● Extrait:
Il m'a téléphoné pour que nous nous rencontrions et je me suis
retrouvé sur RFM, de 6 heures à 9 heures, tous les jours.
Comment se sont passés ces débuts ?
C'était difficile parce que Meyer est quelqu'un de très exigeant. Il m'a appris le métier d'animateur radio comme un artisan
apprend la poterie à un jeune compagnon. Il m'a surtout
enseigné l'art de déconner pendant une émission. Nous avons
fait tout ça ensemble. En plus, il m'a dit : « Tu as beaucoup
de défauts, tu es exubérant et mégalomane. » Ça m'a un peu
miné, mais il a ajouté : « Tes défauts doivent être ton nouveau
fonds de commerce. » Donc, finalement, je n'ai fait que les
accentuer. C'était très intelligent de sa part de m'avoir donné ce
truc-là, j'aurais pu être un animateur lisse mais le mot d'ordre
était : « Tu penses toujours avoir raison, eh bien dis-le à l'antenne. »
Mais comment peut-on être mégalomane
à l'âge de dix-neuf ans ?

● Lignes répertoriées:

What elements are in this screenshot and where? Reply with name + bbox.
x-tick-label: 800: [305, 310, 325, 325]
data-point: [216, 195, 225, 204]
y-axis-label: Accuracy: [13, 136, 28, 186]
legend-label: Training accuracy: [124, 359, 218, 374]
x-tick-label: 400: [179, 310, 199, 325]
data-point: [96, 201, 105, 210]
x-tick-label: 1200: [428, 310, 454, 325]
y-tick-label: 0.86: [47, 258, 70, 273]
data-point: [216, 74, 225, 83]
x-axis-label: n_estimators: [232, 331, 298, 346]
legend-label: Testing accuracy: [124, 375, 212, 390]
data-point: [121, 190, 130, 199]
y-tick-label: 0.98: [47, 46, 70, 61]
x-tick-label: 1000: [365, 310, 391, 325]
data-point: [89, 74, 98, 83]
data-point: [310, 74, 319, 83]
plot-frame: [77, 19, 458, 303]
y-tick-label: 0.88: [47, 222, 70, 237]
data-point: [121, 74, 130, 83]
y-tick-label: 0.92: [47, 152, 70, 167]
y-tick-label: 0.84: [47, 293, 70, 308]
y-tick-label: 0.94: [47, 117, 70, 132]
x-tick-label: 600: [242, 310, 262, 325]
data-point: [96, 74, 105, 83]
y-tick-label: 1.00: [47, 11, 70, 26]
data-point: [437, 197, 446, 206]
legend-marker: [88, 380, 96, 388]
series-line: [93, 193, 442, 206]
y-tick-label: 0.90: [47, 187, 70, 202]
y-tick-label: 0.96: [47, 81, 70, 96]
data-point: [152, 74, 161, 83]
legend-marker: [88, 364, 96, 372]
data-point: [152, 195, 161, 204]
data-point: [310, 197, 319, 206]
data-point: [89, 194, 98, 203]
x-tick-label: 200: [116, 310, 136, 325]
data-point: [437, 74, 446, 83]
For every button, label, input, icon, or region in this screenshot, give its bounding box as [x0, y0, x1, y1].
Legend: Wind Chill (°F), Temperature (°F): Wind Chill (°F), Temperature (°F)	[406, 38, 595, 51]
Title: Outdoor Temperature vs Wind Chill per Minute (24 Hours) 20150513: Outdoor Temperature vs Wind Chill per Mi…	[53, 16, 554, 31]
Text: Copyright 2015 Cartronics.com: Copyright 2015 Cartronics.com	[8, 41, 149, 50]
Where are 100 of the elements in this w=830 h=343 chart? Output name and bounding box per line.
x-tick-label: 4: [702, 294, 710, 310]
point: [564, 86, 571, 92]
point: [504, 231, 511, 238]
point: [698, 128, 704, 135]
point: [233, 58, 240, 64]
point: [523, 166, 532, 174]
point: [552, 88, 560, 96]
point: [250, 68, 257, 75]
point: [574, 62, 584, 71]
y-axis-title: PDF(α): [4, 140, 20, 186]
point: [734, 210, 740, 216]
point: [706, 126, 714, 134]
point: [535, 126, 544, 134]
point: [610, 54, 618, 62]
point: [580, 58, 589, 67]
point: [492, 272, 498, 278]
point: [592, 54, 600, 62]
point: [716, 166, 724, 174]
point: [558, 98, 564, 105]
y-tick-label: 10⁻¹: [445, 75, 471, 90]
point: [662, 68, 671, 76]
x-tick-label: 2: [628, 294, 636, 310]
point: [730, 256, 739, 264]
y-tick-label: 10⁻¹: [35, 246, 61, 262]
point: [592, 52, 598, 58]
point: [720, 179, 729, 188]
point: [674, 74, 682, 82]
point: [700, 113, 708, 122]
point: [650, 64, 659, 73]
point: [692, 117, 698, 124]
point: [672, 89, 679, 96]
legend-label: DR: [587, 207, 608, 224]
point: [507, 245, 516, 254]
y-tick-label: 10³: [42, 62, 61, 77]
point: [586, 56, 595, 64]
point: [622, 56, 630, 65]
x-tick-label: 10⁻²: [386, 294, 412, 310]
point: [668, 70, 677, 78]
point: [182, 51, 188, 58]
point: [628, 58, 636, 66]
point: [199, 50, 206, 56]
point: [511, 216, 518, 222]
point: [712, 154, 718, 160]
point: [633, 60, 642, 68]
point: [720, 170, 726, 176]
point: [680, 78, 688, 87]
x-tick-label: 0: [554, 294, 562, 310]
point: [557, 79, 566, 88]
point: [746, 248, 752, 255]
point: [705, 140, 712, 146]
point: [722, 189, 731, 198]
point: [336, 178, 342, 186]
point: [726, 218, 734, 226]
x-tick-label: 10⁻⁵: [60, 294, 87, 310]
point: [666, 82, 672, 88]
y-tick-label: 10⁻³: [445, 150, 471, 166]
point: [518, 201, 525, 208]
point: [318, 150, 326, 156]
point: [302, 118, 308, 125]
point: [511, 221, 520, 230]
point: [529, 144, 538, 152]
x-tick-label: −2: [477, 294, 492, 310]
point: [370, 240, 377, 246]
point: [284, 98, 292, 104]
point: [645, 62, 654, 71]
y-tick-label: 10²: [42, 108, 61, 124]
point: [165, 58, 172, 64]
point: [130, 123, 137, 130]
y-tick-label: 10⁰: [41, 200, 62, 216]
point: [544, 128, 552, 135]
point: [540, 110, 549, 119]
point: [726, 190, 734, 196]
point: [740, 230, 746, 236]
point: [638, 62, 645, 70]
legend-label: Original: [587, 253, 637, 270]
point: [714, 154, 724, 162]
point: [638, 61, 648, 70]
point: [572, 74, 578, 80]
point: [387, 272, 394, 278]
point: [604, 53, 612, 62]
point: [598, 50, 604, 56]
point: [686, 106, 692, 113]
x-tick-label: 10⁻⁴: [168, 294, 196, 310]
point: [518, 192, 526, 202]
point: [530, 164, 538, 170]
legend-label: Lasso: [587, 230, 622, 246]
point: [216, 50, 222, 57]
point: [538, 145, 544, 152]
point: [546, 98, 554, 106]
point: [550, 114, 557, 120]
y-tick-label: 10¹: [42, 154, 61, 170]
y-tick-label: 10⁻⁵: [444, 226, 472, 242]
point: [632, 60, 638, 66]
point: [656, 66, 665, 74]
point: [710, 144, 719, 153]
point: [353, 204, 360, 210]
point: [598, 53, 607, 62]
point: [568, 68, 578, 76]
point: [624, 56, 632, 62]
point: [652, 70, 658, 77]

● Travail à faire:
- 1) Recopiez l'extrait sur les débuts à la radio, en commençant à « Il m'a téléphoné » et en terminant à « ces débuts ? ».
- 2) Répondez aux questions suivantes à l'aide de l'extrait sur les débuts à la radio.
(a) Sur quelle station et à quels horaires la personne interrogée s'est-elle retrouvée ?
(b) Quels défauts Meyer lui attribue-t-il ?
(c) À l'apprentissage de quel artisanat est comparé celui du métier d'animateur radio ?
- 3) Poursuivez l'extrait sur les débuts à la radio à partir de l'endroit où il s'arrête.

● Les réponses:
- 1)
Il m'a téléphoné pour que nous nous rencontrions et je me suis
retrouvé sur RFM, de 6 heures à 9 heures, tous les jours.
Comment se sont passés ces débuts ?

- 2)
(a) Sur RFM, de 6 heures à 9 heures, tous les jours.
(b) Il la dit exubérante et mégalomane.
(c) À celui de la poterie.

- 3)
On a tous une case mégalo dans notre tête, seulement certains
l'ont plus ouverte que d'autres. Mais la mégalomanie n'est pas un défaut, c'est l'essence même de notre métier. Nous avons
envie d'être aimés, d'être reconnus, d'aller au-delà de nos rêves,
c'est notre moteur. Le tout, c'est de savoir qu'on est
mégalomane. Ceux qui ne s'en aperçoivent pas sont ceux qui
pètent les plombs. Oui, je suis mégalomane. J'adore être aimé
et c'est un grand bonheur quand les gens viennent à moi dans
la rue et me demandent : « Arthur, tu peux me signer un
autographe ? » C'est l'un des plaisirs de cette profession, c'est
pour ça qu'on la fait. Nous voulons être aimés par les gens,
alors nous faisons tout pour les séduire.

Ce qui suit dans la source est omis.